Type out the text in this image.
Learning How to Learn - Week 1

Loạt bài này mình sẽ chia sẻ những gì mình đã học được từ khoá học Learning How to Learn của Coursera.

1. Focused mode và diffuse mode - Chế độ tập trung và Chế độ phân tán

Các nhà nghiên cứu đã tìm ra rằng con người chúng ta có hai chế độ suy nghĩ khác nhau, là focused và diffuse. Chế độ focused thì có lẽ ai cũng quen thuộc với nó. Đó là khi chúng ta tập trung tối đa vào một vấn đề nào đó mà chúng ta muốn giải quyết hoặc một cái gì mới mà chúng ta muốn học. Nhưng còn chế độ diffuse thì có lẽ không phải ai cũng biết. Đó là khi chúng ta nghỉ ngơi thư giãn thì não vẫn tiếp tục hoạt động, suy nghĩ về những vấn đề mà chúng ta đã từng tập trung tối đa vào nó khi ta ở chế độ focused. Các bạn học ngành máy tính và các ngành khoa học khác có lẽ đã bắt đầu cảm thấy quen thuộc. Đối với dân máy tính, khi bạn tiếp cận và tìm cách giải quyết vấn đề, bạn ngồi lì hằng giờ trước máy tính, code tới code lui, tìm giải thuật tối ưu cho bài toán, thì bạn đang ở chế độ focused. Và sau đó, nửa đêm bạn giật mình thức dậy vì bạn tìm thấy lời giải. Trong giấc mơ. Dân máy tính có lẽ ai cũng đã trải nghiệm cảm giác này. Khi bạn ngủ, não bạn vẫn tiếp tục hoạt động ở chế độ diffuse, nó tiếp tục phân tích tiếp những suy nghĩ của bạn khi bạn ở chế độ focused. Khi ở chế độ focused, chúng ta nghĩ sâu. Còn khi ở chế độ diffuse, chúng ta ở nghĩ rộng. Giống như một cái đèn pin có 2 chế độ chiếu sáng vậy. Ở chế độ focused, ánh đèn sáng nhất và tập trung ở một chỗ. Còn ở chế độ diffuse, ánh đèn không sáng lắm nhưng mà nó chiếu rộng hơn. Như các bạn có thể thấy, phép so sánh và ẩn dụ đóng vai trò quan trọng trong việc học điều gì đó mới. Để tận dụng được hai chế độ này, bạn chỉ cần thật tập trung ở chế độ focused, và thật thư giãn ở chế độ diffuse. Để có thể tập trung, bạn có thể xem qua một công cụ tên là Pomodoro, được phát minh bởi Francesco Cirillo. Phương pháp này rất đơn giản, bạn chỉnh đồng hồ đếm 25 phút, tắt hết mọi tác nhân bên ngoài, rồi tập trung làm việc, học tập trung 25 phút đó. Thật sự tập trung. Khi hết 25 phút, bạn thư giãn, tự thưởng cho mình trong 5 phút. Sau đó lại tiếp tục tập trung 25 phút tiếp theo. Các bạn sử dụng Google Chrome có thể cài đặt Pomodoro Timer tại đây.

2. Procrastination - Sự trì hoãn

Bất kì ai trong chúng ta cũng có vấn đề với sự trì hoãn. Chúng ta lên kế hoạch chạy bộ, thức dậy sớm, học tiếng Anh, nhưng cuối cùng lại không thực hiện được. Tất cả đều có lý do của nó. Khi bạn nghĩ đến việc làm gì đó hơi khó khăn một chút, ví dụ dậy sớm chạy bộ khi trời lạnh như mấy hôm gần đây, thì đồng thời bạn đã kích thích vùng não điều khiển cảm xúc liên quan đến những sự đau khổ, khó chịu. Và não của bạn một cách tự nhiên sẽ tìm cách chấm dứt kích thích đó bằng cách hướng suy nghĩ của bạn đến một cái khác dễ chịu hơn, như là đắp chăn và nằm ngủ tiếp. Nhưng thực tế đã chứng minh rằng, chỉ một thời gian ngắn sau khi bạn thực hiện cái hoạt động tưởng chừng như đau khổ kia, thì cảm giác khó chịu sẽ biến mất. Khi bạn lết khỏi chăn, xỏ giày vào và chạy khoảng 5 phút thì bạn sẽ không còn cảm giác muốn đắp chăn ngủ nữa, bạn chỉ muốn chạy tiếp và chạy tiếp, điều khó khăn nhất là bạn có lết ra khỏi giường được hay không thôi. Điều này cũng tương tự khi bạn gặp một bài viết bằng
__________________________________________________
Task:
Pick out every line of the listing containing the word "Learn", and show those lines.

Response to the exercise:
Learning How to Learn - Week 1
Loạt bài này mình sẽ chia sẻ những gì mình đã học được từ khoá học Learning How to Learn của Coursera.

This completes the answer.